Collected data entries:
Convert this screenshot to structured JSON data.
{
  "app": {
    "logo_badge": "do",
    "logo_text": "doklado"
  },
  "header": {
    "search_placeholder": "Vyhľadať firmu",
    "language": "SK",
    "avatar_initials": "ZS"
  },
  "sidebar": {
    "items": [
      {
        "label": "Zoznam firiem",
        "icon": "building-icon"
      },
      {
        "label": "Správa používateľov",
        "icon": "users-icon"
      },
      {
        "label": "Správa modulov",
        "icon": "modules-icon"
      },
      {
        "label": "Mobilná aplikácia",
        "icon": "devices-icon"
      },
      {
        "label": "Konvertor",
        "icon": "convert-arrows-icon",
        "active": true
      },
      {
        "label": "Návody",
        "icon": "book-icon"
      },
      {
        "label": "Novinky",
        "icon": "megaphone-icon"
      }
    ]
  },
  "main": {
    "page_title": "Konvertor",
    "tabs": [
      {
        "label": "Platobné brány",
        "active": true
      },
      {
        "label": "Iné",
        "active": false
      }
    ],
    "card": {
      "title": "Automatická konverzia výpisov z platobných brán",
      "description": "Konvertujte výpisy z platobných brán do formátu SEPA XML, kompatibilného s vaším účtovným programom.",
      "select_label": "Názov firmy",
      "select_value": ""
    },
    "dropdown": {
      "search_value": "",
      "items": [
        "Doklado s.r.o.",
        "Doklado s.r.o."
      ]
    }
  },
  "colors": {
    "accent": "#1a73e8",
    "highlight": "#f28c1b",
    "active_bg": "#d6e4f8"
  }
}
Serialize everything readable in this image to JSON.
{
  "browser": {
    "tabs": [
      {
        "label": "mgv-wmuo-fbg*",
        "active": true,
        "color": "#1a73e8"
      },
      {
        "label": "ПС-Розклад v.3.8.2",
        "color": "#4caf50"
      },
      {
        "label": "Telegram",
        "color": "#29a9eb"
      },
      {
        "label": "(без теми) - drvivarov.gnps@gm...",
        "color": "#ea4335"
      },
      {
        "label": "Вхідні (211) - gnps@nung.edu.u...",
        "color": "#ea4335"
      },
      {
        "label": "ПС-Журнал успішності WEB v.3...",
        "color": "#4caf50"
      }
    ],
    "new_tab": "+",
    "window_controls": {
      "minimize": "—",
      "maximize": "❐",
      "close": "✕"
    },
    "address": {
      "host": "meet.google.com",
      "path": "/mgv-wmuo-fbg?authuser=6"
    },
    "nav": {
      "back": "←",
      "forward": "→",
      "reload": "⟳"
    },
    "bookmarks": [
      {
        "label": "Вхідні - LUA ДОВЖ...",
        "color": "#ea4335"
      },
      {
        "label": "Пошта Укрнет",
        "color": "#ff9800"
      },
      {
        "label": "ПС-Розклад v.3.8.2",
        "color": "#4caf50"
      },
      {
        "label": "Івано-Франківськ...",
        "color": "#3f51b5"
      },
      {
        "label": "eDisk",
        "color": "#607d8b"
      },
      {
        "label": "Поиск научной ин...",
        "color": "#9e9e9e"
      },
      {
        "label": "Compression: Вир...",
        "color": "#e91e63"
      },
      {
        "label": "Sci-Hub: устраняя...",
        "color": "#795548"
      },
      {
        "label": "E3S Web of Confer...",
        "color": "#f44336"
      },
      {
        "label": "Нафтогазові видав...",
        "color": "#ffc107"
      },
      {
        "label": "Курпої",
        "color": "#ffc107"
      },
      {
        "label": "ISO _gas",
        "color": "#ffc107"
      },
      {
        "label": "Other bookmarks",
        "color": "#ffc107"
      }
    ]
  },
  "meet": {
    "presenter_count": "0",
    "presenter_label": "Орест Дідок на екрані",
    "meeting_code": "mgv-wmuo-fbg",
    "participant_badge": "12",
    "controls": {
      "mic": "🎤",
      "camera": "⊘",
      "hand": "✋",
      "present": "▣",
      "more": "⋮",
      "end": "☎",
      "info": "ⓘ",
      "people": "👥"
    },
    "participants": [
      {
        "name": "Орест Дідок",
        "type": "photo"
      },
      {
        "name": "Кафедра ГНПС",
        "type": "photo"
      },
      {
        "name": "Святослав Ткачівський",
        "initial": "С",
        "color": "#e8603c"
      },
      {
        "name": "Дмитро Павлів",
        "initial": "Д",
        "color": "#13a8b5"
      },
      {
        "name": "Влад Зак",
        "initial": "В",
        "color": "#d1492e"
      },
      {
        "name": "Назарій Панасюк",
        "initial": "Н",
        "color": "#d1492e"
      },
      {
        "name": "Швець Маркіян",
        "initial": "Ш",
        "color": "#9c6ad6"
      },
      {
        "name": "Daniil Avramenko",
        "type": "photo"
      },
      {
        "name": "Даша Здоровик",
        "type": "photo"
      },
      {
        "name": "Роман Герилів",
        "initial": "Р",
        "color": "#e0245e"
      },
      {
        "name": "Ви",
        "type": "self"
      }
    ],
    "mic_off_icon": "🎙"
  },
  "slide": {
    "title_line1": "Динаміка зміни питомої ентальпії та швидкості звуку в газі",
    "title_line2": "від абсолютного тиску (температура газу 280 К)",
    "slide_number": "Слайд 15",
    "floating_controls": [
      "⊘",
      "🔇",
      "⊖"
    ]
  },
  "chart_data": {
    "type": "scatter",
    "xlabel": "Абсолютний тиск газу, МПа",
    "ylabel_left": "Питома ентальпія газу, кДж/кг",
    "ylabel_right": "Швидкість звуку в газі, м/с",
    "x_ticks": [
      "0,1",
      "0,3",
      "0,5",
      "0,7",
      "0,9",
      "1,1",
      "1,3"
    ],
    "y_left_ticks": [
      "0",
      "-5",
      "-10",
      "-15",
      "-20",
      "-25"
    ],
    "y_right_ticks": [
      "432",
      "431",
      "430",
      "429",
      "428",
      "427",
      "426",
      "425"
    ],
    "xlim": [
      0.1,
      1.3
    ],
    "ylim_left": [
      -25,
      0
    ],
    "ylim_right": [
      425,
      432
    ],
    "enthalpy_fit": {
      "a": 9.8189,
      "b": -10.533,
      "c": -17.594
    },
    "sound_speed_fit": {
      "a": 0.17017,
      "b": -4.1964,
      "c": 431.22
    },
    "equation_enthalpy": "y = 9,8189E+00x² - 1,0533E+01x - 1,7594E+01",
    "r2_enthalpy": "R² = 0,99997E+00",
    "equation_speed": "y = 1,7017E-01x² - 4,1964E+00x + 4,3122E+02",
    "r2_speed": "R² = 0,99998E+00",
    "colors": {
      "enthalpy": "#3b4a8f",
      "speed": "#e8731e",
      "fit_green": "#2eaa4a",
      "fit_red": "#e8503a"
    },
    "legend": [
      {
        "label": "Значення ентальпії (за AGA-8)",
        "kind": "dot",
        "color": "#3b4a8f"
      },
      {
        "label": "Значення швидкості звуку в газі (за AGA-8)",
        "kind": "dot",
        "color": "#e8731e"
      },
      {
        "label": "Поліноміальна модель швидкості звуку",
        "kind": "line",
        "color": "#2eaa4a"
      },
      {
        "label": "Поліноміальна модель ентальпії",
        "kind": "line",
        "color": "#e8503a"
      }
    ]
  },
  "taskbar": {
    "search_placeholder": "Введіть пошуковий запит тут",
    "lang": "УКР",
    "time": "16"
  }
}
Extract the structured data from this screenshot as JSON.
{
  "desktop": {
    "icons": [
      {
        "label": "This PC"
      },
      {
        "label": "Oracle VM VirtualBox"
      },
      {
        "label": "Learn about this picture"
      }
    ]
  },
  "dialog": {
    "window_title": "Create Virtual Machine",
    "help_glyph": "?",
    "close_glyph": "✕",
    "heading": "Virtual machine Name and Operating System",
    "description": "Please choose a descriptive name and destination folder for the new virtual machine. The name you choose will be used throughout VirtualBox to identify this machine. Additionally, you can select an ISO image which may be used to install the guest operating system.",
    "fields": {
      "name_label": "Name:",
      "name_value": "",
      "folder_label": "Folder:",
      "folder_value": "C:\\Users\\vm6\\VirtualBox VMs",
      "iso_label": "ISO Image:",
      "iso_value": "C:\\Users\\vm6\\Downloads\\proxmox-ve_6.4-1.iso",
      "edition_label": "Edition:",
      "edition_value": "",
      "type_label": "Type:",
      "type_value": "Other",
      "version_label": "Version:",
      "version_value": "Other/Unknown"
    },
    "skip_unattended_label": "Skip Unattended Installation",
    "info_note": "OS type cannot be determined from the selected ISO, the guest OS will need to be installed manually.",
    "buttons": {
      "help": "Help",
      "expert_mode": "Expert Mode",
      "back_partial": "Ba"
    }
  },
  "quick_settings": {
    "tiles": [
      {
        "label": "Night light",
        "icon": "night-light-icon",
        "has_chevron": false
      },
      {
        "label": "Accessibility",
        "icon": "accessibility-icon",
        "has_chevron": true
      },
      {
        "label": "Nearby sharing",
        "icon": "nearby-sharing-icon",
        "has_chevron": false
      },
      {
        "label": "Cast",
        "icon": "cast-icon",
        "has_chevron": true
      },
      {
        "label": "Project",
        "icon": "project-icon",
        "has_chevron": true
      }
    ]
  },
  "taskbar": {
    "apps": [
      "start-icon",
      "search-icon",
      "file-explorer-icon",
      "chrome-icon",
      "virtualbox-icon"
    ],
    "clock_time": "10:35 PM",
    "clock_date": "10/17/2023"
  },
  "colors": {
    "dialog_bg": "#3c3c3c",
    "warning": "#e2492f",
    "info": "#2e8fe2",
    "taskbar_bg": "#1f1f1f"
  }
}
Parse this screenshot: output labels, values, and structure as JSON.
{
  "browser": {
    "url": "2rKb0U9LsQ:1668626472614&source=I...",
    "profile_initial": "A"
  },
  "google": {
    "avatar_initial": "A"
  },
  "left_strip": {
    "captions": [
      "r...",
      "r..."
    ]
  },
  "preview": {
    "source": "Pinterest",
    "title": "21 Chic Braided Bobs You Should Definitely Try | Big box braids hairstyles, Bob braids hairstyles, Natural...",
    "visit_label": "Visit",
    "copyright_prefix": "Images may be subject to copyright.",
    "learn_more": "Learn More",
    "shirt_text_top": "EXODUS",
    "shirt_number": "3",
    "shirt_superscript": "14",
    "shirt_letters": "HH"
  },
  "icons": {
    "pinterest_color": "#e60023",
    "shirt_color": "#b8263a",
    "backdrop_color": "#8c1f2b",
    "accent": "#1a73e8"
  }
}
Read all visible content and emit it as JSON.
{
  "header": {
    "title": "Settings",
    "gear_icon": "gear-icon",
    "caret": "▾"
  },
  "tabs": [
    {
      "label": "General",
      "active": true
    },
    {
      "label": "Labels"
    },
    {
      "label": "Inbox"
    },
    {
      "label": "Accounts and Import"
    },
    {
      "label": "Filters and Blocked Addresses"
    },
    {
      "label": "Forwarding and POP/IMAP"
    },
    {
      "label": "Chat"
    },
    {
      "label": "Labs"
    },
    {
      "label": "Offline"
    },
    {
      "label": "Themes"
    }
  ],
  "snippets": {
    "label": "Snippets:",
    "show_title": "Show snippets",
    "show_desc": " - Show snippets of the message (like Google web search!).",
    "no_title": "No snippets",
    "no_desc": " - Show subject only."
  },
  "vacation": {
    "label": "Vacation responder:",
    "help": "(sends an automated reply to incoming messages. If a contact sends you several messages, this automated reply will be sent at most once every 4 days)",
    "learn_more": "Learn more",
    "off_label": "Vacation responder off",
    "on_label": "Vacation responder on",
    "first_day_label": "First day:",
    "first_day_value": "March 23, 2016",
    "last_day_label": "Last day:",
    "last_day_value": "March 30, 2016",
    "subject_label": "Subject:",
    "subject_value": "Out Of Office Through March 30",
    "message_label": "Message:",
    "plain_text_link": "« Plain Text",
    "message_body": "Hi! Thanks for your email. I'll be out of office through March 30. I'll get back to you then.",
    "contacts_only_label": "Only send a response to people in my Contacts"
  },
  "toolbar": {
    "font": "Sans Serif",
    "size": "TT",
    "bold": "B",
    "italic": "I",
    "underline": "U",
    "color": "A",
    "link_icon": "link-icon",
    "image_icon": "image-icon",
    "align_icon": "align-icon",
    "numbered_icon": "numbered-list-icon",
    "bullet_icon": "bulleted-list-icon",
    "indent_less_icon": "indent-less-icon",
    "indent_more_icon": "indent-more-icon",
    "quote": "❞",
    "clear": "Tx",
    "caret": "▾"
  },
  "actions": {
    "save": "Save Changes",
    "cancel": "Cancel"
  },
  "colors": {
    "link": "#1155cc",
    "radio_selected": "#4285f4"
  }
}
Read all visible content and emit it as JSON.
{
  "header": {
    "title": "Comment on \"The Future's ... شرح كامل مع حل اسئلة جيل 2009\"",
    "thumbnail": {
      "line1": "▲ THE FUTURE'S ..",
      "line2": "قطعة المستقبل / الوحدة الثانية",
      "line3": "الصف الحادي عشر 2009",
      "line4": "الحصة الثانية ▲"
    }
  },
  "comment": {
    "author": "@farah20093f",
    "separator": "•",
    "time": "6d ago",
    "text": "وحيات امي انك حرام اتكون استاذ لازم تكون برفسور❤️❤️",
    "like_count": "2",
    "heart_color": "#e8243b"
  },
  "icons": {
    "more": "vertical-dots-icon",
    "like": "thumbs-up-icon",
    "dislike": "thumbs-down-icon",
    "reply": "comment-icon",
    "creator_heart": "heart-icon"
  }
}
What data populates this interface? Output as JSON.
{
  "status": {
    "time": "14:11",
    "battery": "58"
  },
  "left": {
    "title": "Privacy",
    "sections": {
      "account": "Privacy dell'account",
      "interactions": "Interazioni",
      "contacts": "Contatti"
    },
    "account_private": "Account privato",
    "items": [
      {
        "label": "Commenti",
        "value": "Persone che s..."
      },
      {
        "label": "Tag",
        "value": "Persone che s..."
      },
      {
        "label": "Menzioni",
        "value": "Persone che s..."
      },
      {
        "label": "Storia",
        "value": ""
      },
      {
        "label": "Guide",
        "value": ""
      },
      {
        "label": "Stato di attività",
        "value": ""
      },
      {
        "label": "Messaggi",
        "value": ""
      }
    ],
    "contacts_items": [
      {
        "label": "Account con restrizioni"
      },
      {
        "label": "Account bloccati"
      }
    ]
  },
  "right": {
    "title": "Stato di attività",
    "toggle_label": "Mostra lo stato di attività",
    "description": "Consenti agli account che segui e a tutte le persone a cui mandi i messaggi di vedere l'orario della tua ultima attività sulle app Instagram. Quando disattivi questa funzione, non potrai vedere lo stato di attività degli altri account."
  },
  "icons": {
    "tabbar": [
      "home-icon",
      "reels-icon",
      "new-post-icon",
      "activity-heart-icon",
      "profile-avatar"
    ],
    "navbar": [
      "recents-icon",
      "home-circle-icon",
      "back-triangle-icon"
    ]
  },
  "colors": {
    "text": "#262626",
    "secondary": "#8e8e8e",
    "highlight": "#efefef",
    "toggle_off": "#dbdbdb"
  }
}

SHORT PROBLEM: Work out the number of lines in this listing that include the word "швидкості". Reply with that number only.

FULL ANSWER: 3